> [Passage to read]:
■ ■ ■
Manual labeling is particularly important when dealing with edge cases, or niche industries/sectors where public or synthetic datasets are insufficient or non-existent. For example, many ML projects require real data collected from the field and labeled by human experts.

For example, Aya Data labeled images of eScooters – an unaddressed edge case in our client’s AV workflow. In this situation, manufacturing synthetic data wouldn’t have been possible. Here, leveraging Aya Data’s HIIT team to manually label the eScooters was both economical, practical, and effective.

Airbus highlights a similar dilemma here, citing that neither fully-automated nor fully-manual labeling pipelines suffice in diverse, large-scale ML projects.

When considering fully manual labeling there is also a decision to make between crowdsourcing labelers, using in-house specialists, or finding a third-party managed service provider – this is explored in our guide to labeling here.

Pros of Manual Data Labeling

  • Manual labeling is usually the only option for tasks that require direct training or high-level domain knowledge. HIIT workforces can be briefed on the project, the project’s requirements, things to look out for, essential points to remember while labeling, and other project-critical details.
  • Projects that operate in a new, niche, or emerging area of a sector/industry likely require hand-annotated data. In addition, manually annotated gold sets can be used to train auto-labeling models later on if required.
  • By collecting data from the field and manually annotating it, it’s possible for businesses and organizations to claim full rights over the data, labels, and models. Conversely, ownership may be difficult to negotiate if the training/test sets involve synthetic, paid, or open data.
■ ■ ■
> [Information shown]:
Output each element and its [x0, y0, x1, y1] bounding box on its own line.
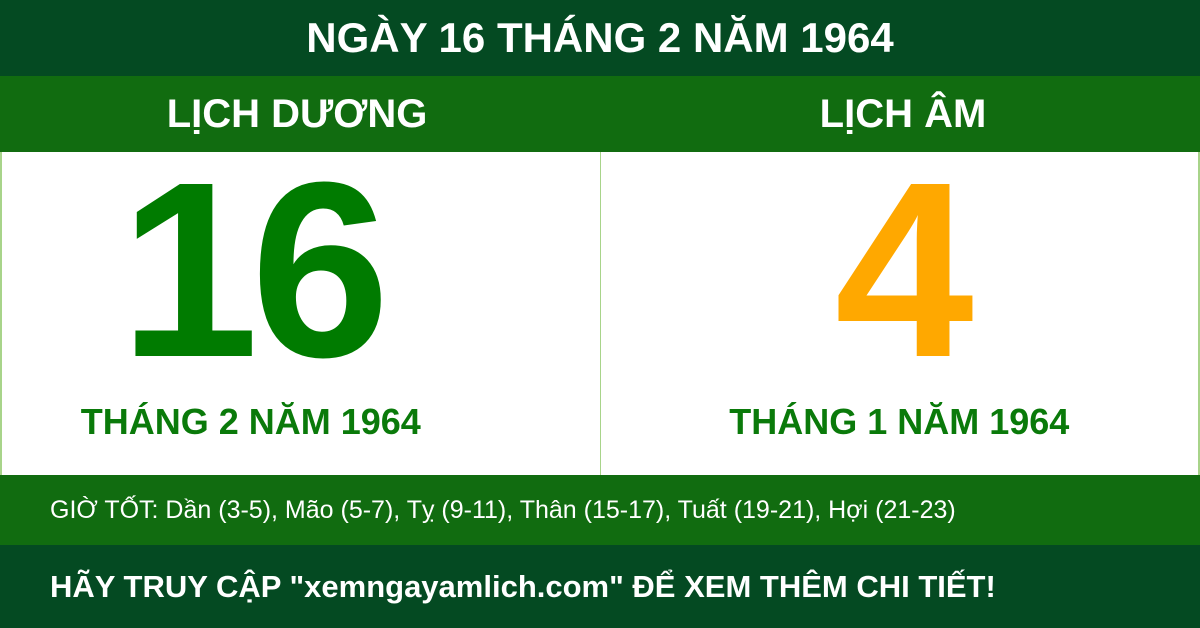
■ ■ ■
> [Aim of the exercise]: According to the passage on manual data labeling above, why is manual labeling particularly important for edge cases and niche industries? Answer in one to three sentences.

> [Final result]: In edge cases and niche industries or sectors, public or synthetic datasets are insufficient or do not exist at all. Such projects therefore need real data collected from the field and labeled by human experts.